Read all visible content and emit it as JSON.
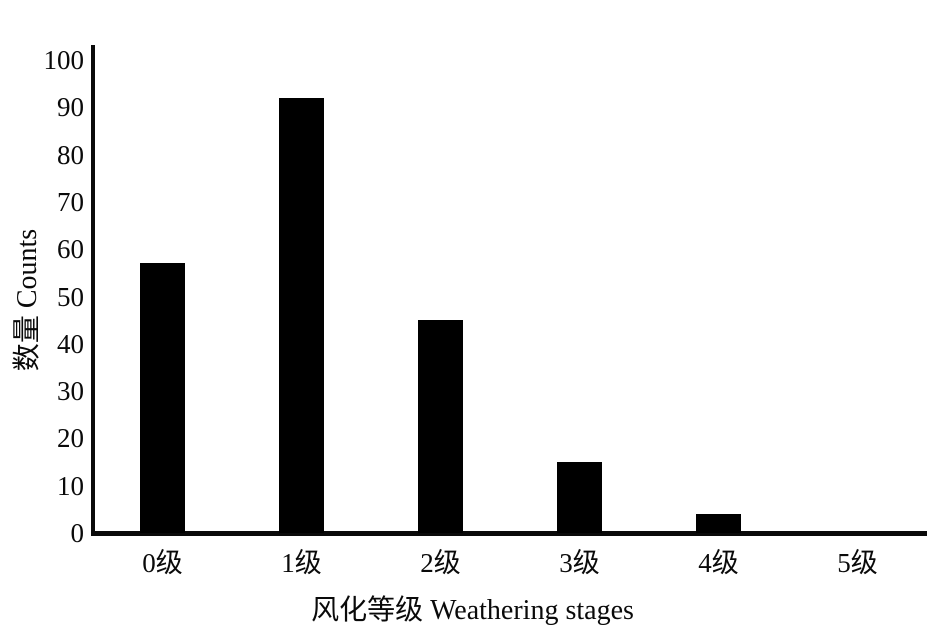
{
  "chart_data": {
    "type": "bar",
    "title": "",
    "categories": [
      "0级",
      "1级",
      "2级",
      "3级",
      "4级",
      "5级"
    ],
    "values": [
      57,
      92,
      45,
      15,
      4,
      0
    ],
    "xlabel": "风化等级 Weathering stages",
    "ylabel": "数量 Counts",
    "ylim": [
      0,
      100
    ],
    "yticks": [
      0,
      10,
      20,
      30,
      40,
      50,
      60,
      70,
      80,
      90,
      100
    ],
    "grid": false,
    "legend_position": "none",
    "bar_color": "#000000",
    "axis_color": "#0a0a0a",
    "background_color": "#ffffff"
  }
}
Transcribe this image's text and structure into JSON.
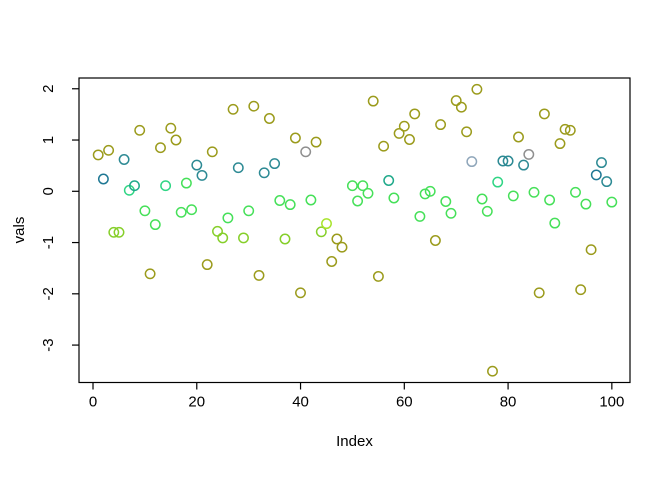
{
  "figure": {
    "background": "#ffffff",
    "axis_color": "#000000",
    "text_color": "#000000"
  },
  "chart_data": {
    "type": "scatter",
    "title": "",
    "xlabel": "Index",
    "ylabel": "vals",
    "x_ticks": [
      0,
      20,
      40,
      60,
      80,
      100
    ],
    "y_ticks": [
      -3,
      -2,
      -1,
      0,
      1,
      2
    ],
    "xlim": [
      -2.7,
      103.5
    ],
    "ylim": [
      -3.73,
      2.21
    ],
    "grid": false,
    "legend": false,
    "marker": "open-circle",
    "palette": {
      "olive": "#9b9b1c",
      "yellowgreen": "#86cf2a",
      "chartreuse": "#a8e42c",
      "green": "#46e059",
      "springgreen": "#2fd584",
      "seagreen": "#1fa98a",
      "teal": "#2d8a94",
      "darkteal": "#1f7894",
      "steelblue": "#8fa6ba",
      "gray": "#8f8f8f"
    },
    "points": [
      {
        "x": 1,
        "y": 0.71,
        "c": "olive"
      },
      {
        "x": 2,
        "y": 0.24,
        "c": "darkteal"
      },
      {
        "x": 3,
        "y": 0.8,
        "c": "olive"
      },
      {
        "x": 4,
        "y": -0.8,
        "c": "yellowgreen"
      },
      {
        "x": 5,
        "y": -0.8,
        "c": "yellowgreen"
      },
      {
        "x": 6,
        "y": 0.62,
        "c": "teal"
      },
      {
        "x": 7,
        "y": 0.02,
        "c": "springgreen"
      },
      {
        "x": 8,
        "y": 0.11,
        "c": "seagreen"
      },
      {
        "x": 9,
        "y": 1.19,
        "c": "olive"
      },
      {
        "x": 10,
        "y": -0.38,
        "c": "green"
      },
      {
        "x": 11,
        "y": -1.61,
        "c": "olive"
      },
      {
        "x": 12,
        "y": -0.65,
        "c": "green"
      },
      {
        "x": 13,
        "y": 0.85,
        "c": "olive"
      },
      {
        "x": 14,
        "y": 0.11,
        "c": "springgreen"
      },
      {
        "x": 15,
        "y": 1.23,
        "c": "olive"
      },
      {
        "x": 16,
        "y": 1.0,
        "c": "olive"
      },
      {
        "x": 17,
        "y": -0.41,
        "c": "green"
      },
      {
        "x": 18,
        "y": 0.16,
        "c": "green"
      },
      {
        "x": 19,
        "y": -0.36,
        "c": "green"
      },
      {
        "x": 20,
        "y": 0.51,
        "c": "teal"
      },
      {
        "x": 21,
        "y": 0.31,
        "c": "teal"
      },
      {
        "x": 22,
        "y": -1.43,
        "c": "olive"
      },
      {
        "x": 23,
        "y": 0.77,
        "c": "olive"
      },
      {
        "x": 24,
        "y": -0.78,
        "c": "yellowgreen"
      },
      {
        "x": 25,
        "y": -0.91,
        "c": "yellowgreen"
      },
      {
        "x": 26,
        "y": -0.52,
        "c": "green"
      },
      {
        "x": 27,
        "y": 1.6,
        "c": "olive"
      },
      {
        "x": 28,
        "y": 0.46,
        "c": "teal"
      },
      {
        "x": 29,
        "y": -0.91,
        "c": "yellowgreen"
      },
      {
        "x": 30,
        "y": -0.38,
        "c": "green"
      },
      {
        "x": 31,
        "y": 1.66,
        "c": "olive"
      },
      {
        "x": 32,
        "y": -1.64,
        "c": "olive"
      },
      {
        "x": 33,
        "y": 0.36,
        "c": "teal"
      },
      {
        "x": 34,
        "y": 1.42,
        "c": "olive"
      },
      {
        "x": 35,
        "y": 0.54,
        "c": "teal"
      },
      {
        "x": 36,
        "y": -0.18,
        "c": "green"
      },
      {
        "x": 37,
        "y": -0.93,
        "c": "yellowgreen"
      },
      {
        "x": 38,
        "y": -0.26,
        "c": "green"
      },
      {
        "x": 39,
        "y": 1.04,
        "c": "olive"
      },
      {
        "x": 40,
        "y": -1.98,
        "c": "olive"
      },
      {
        "x": 41,
        "y": 0.77,
        "c": "gray"
      },
      {
        "x": 42,
        "y": -0.17,
        "c": "green"
      },
      {
        "x": 43,
        "y": 0.96,
        "c": "olive"
      },
      {
        "x": 44,
        "y": -0.79,
        "c": "yellowgreen"
      },
      {
        "x": 45,
        "y": -0.63,
        "c": "chartreuse"
      },
      {
        "x": 46,
        "y": -1.37,
        "c": "olive"
      },
      {
        "x": 47,
        "y": -0.93,
        "c": "olive"
      },
      {
        "x": 48,
        "y": -1.09,
        "c": "olive"
      },
      {
        "x": 50,
        "y": 0.11,
        "c": "green"
      },
      {
        "x": 51,
        "y": -0.19,
        "c": "green"
      },
      {
        "x": 52,
        "y": 0.11,
        "c": "green"
      },
      {
        "x": 53,
        "y": -0.04,
        "c": "green"
      },
      {
        "x": 54,
        "y": 1.76,
        "c": "olive"
      },
      {
        "x": 55,
        "y": -1.66,
        "c": "olive"
      },
      {
        "x": 56,
        "y": 0.88,
        "c": "olive"
      },
      {
        "x": 57,
        "y": 0.21,
        "c": "seagreen"
      },
      {
        "x": 58,
        "y": -0.13,
        "c": "green"
      },
      {
        "x": 59,
        "y": 1.13,
        "c": "olive"
      },
      {
        "x": 60,
        "y": 1.27,
        "c": "olive"
      },
      {
        "x": 61,
        "y": 1.01,
        "c": "olive"
      },
      {
        "x": 62,
        "y": 1.51,
        "c": "olive"
      },
      {
        "x": 63,
        "y": -0.49,
        "c": "green"
      },
      {
        "x": 64,
        "y": -0.05,
        "c": "green"
      },
      {
        "x": 65,
        "y": 0.0,
        "c": "green"
      },
      {
        "x": 66,
        "y": -0.96,
        "c": "olive"
      },
      {
        "x": 67,
        "y": 1.3,
        "c": "olive"
      },
      {
        "x": 68,
        "y": -0.2,
        "c": "green"
      },
      {
        "x": 69,
        "y": -0.43,
        "c": "green"
      },
      {
        "x": 70,
        "y": 1.77,
        "c": "olive"
      },
      {
        "x": 71,
        "y": 1.64,
        "c": "olive"
      },
      {
        "x": 72,
        "y": 1.16,
        "c": "olive"
      },
      {
        "x": 73,
        "y": 0.58,
        "c": "steelblue"
      },
      {
        "x": 74,
        "y": 1.99,
        "c": "olive"
      },
      {
        "x": 75,
        "y": -0.15,
        "c": "green"
      },
      {
        "x": 76,
        "y": -0.39,
        "c": "green"
      },
      {
        "x": 77,
        "y": -3.51,
        "c": "olive"
      },
      {
        "x": 78,
        "y": 0.18,
        "c": "springgreen"
      },
      {
        "x": 79,
        "y": 0.59,
        "c": "teal"
      },
      {
        "x": 80,
        "y": 0.59,
        "c": "teal"
      },
      {
        "x": 81,
        "y": -0.09,
        "c": "green"
      },
      {
        "x": 82,
        "y": 1.06,
        "c": "olive"
      },
      {
        "x": 83,
        "y": 0.51,
        "c": "teal"
      },
      {
        "x": 84,
        "y": 0.72,
        "c": "gray"
      },
      {
        "x": 85,
        "y": -0.02,
        "c": "green"
      },
      {
        "x": 86,
        "y": -1.98,
        "c": "olive"
      },
      {
        "x": 87,
        "y": 1.51,
        "c": "olive"
      },
      {
        "x": 88,
        "y": -0.17,
        "c": "green"
      },
      {
        "x": 89,
        "y": -0.62,
        "c": "green"
      },
      {
        "x": 90,
        "y": 0.93,
        "c": "olive"
      },
      {
        "x": 91,
        "y": 1.21,
        "c": "olive"
      },
      {
        "x": 92,
        "y": 1.19,
        "c": "olive"
      },
      {
        "x": 93,
        "y": -0.02,
        "c": "green"
      },
      {
        "x": 94,
        "y": -1.92,
        "c": "olive"
      },
      {
        "x": 95,
        "y": -0.25,
        "c": "green"
      },
      {
        "x": 96,
        "y": -1.14,
        "c": "olive"
      },
      {
        "x": 97,
        "y": 0.32,
        "c": "darkteal"
      },
      {
        "x": 98,
        "y": 0.56,
        "c": "teal"
      },
      {
        "x": 99,
        "y": 0.19,
        "c": "teal"
      },
      {
        "x": 100,
        "y": -0.21,
        "c": "green"
      }
    ]
  }
}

▶ **WHAT IS BEING ASKED**: From the entries, copy out each line containing the word "xlabel".

▶ **COMPLETE RESPONSE**:
    "xlabel": "风化等级 Weathering stages",
    "xlabel": "Index",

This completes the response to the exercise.